▶ [DIRECTIVE]
Using the data below, copy every line that contains the word "невозможно".

▶ [GIVEN RECORDS]
__________
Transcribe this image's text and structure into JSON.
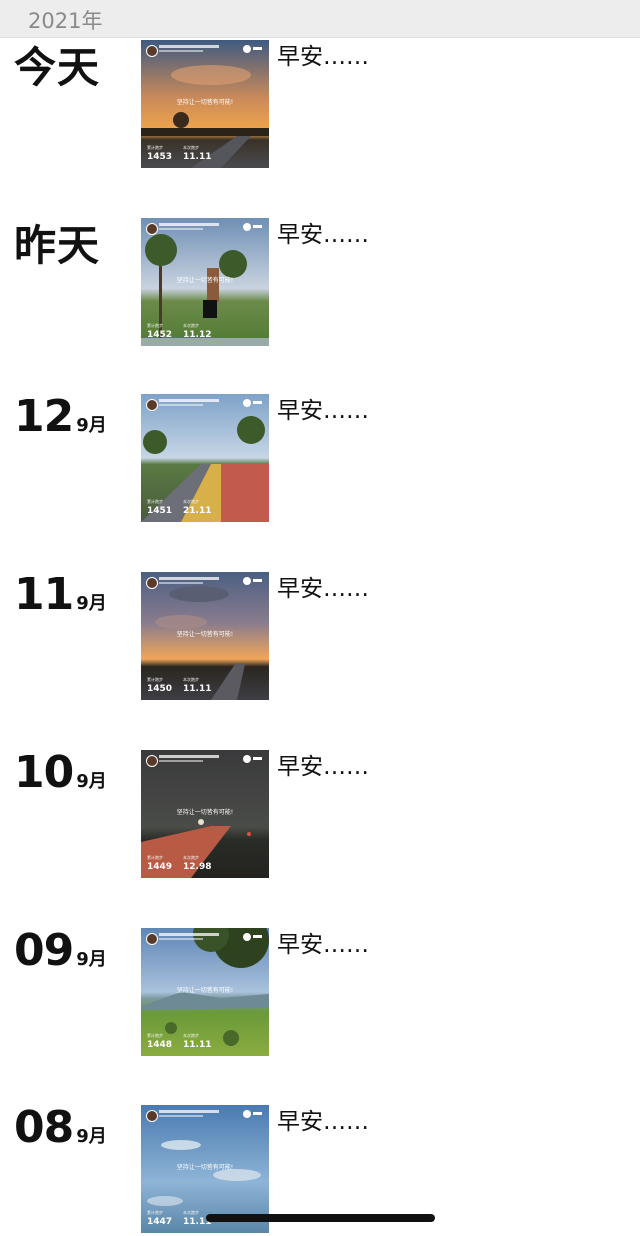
{
  "header": {
    "year": "2021年"
  },
  "entries": [
    {
      "day": "今天",
      "month": "",
      "caption": "早安……",
      "photo": "sunset-road",
      "count": "1453",
      "dist": "11.11"
    },
    {
      "day": "昨天",
      "month": "",
      "caption": "早安……",
      "photo": "runner-park",
      "count": "1452",
      "dist": "11.12"
    },
    {
      "day": "12",
      "month": "9月",
      "caption": "早安……",
      "photo": "red-track",
      "count": "1451",
      "dist": "21.11"
    },
    {
      "day": "11",
      "month": "9月",
      "caption": "早安……",
      "photo": "dusk-clouds",
      "count": "1450",
      "dist": "11.11"
    },
    {
      "day": "10",
      "month": "9月",
      "caption": "早安……",
      "photo": "night-road",
      "count": "1449",
      "dist": "12.98"
    },
    {
      "day": "09",
      "month": "9月",
      "caption": "早安……",
      "photo": "green-hills",
      "count": "1448",
      "dist": "11.11"
    },
    {
      "day": "08",
      "month": "9月",
      "caption": "早安……",
      "photo": "blue-sky",
      "count": "1447",
      "dist": "11.11"
    }
  ],
  "colors": {
    "header_bg": "#ededed",
    "year_text": "#8a8a8a"
  }
}
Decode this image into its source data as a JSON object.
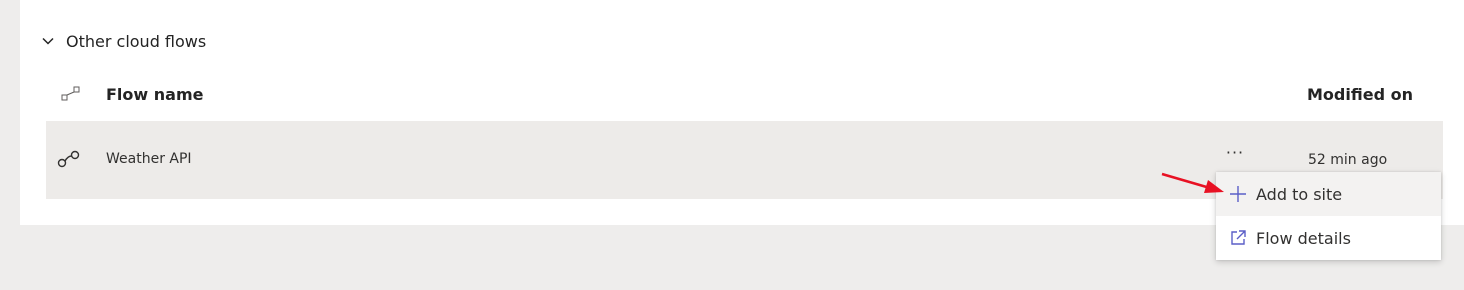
{
  "section": {
    "title": "Other cloud flows",
    "expanded": true
  },
  "table": {
    "headers": {
      "name": "Flow name",
      "modified": "Modified on"
    },
    "rows": [
      {
        "name": "Weather API",
        "more": "···",
        "modified": "52 min ago"
      }
    ]
  },
  "context_menu": {
    "items": [
      {
        "label": "Add to site",
        "icon": "plus-icon"
      },
      {
        "label": "Flow details",
        "icon": "open-external-icon"
      }
    ]
  },
  "colors": {
    "accent": "#5b5fc7",
    "annotation_arrow": "#e81123",
    "row_selected_bg": "#edebe9",
    "page_bg": "#eeedec"
  }
}
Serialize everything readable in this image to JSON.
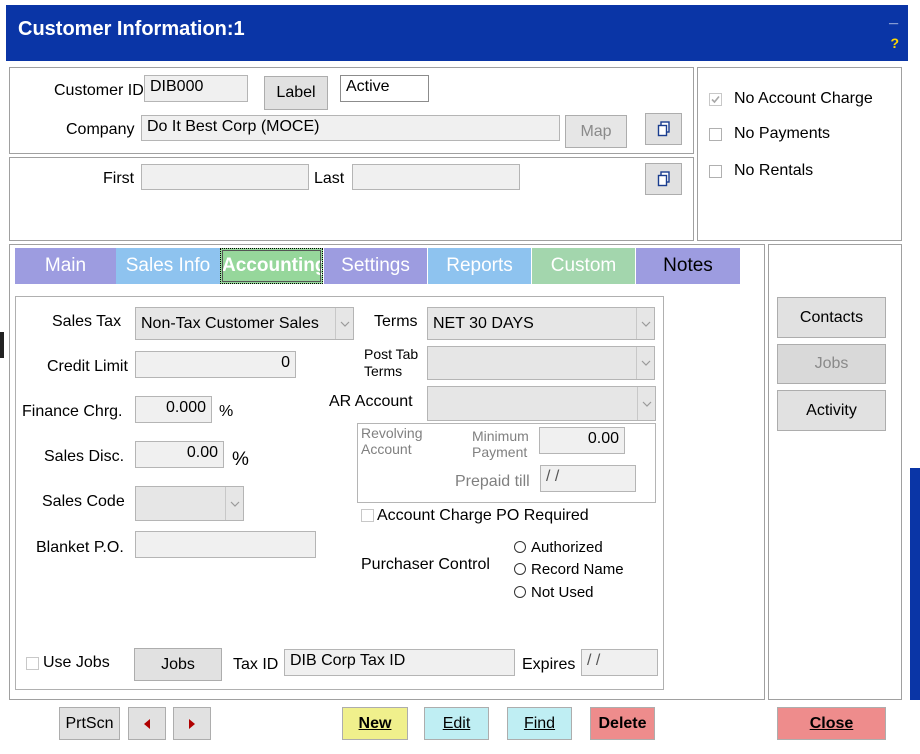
{
  "window": {
    "title": "Customer Information:1",
    "minimize_glyph": "_",
    "help_glyph": "?"
  },
  "customer": {
    "id_label": "Customer ID",
    "id_value": "DIB000",
    "label_button": "Label",
    "status": "Active",
    "company_label": "Company",
    "company_value": "Do It Best Corp (MOCE)",
    "map_button": "Map"
  },
  "name": {
    "first_label": "First",
    "last_label": "Last",
    "first_value": "",
    "last_value": ""
  },
  "flags": {
    "no_account_charge": "No Account Charge",
    "no_account_charge_checked": true,
    "no_payments": "No Payments",
    "no_rentals": "No Rentals"
  },
  "tabs": [
    {
      "label": "Main",
      "color": "#9d9ce0"
    },
    {
      "label": "Sales Info",
      "color": "#8ec3ef"
    },
    {
      "label": "Accounting",
      "color": "#96d79b",
      "active": true
    },
    {
      "label": "Settings",
      "color": "#9d9ce0"
    },
    {
      "label": "Reports",
      "color": "#8ec3ef"
    },
    {
      "label": "Custom",
      "color": "#a3d6ad"
    },
    {
      "label": "Notes",
      "color": "#9d9ce0"
    }
  ],
  "accounting": {
    "sales_tax_label": "Sales Tax",
    "sales_tax_value": "Non-Tax Customer Sales",
    "credit_limit_label": "Credit Limit",
    "credit_limit_value": "0",
    "finance_label": "Finance Chrg.",
    "finance_value": "0.000",
    "finance_unit": "%",
    "sales_disc_label": "Sales Disc.",
    "sales_disc_value": "0.00",
    "sales_disc_unit": "%",
    "sales_code_label": "Sales Code",
    "sales_code_value": "",
    "blanket_po_label": "Blanket P.O.",
    "blanket_po_value": "",
    "terms_label": "Terms",
    "terms_value": "NET 30 DAYS",
    "post_tab_terms_label_1": "Post Tab",
    "post_tab_terms_label_2": "Terms",
    "post_tab_terms_value": "",
    "ar_account_label": "AR Account",
    "ar_account_value": "",
    "revolving_label_1": "Revolving",
    "revolving_label_2": "Account",
    "min_payment_label_1": "Minimum",
    "min_payment_label_2": "Payment",
    "min_payment_value": "0.00",
    "prepaid_label": "Prepaid till",
    "prepaid_value": "/ /",
    "po_required_label": "Account Charge PO Required",
    "purchaser_label": "Purchaser Control",
    "purchaser_options": [
      "Authorized",
      "Record Name",
      "Not Used"
    ],
    "use_jobs_label": "Use Jobs",
    "jobs_button": "Jobs",
    "tax_id_label": "Tax ID",
    "tax_id_value": "DIB Corp Tax ID",
    "expires_label": "Expires",
    "expires_value": "/ /"
  },
  "side_buttons": {
    "contacts": "Contacts",
    "jobs": "Jobs",
    "activity": "Activity"
  },
  "bottom": {
    "prtscn": "PrtScn",
    "new": "New",
    "edit": "Edit",
    "find": "Find",
    "delete": "Delete",
    "close": "Close"
  },
  "colors": {
    "title_bar": "#0a35a6",
    "new": "#f0f08c",
    "edit": "#bfeef3",
    "find": "#bfeef3",
    "delete": "#ee8c8c",
    "close": "#ee8c8c"
  }
}
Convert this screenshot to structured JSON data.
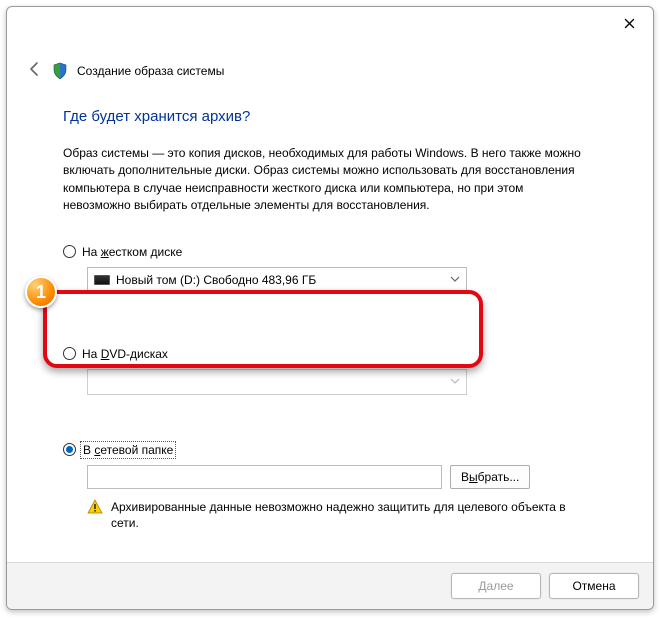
{
  "window": {
    "title": "Создание образа системы"
  },
  "content": {
    "question": "Где будет хранится архив?",
    "description": "Образ системы — это копия дисков, необходимых для работы Windows. В него также можно включать дополнительные диски. Образ системы можно использовать для восстановления компьютера в случае неисправности жесткого диска или компьютера, но при этом невозможно выбирать отдельные элементы для восстановления."
  },
  "options": {
    "hdd": {
      "label_prefix": "На ",
      "label_accessed": "ж",
      "label_suffix": "естком диске",
      "checked": false,
      "combo_value": "Новый том (D:)  Свободно 483,96 ГБ"
    },
    "dvd": {
      "label_prefix": "На ",
      "label_accessed": "D",
      "label_suffix": "VD-дисках",
      "checked": false
    },
    "net": {
      "label_prefix": "В ",
      "label_accessed": "с",
      "label_suffix": "етевой папке",
      "checked": true,
      "browse_label_pre": "В",
      "browse_label_acc": "ы",
      "browse_label_suf": "брать...",
      "warning": "Архивированные данные невозможно надежно защитить для целевого объекта в сети."
    }
  },
  "footer": {
    "next": "Далее",
    "cancel": "Отмена"
  },
  "annotation": {
    "badge1": "1"
  }
}
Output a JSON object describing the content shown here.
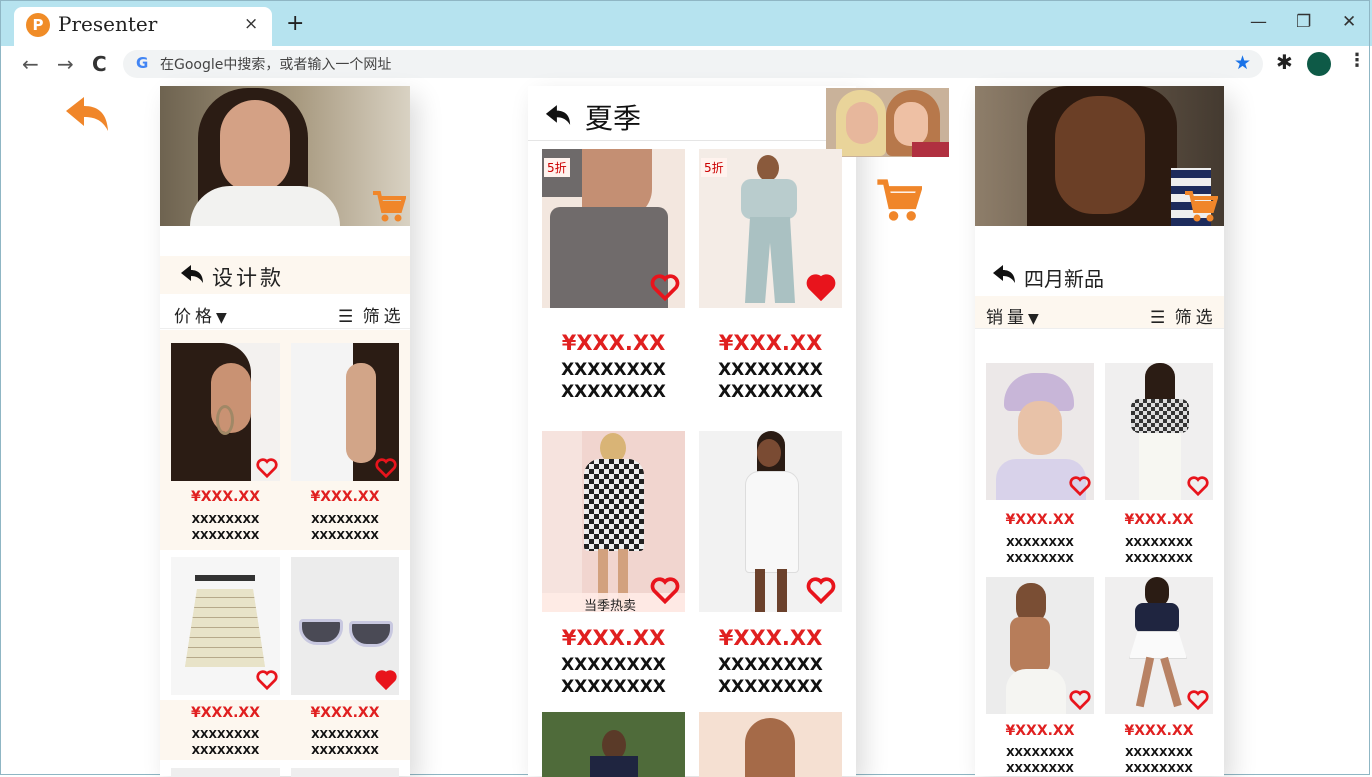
__________
▶ [COMPLETED TASK]
    "description": "Образ системы — это копия дисков, необходимых для работы Windows. В него также можно включать дополнительные диски. Образ системы можно использовать для восстановления компьютера в случае неисправности жесткого диска или компьютера, но при этом невозможно выбирать отдельные элементы для восстановления."
      "warning": "Архивированные данные невозможно надежно защитить для целевого объекта в сети."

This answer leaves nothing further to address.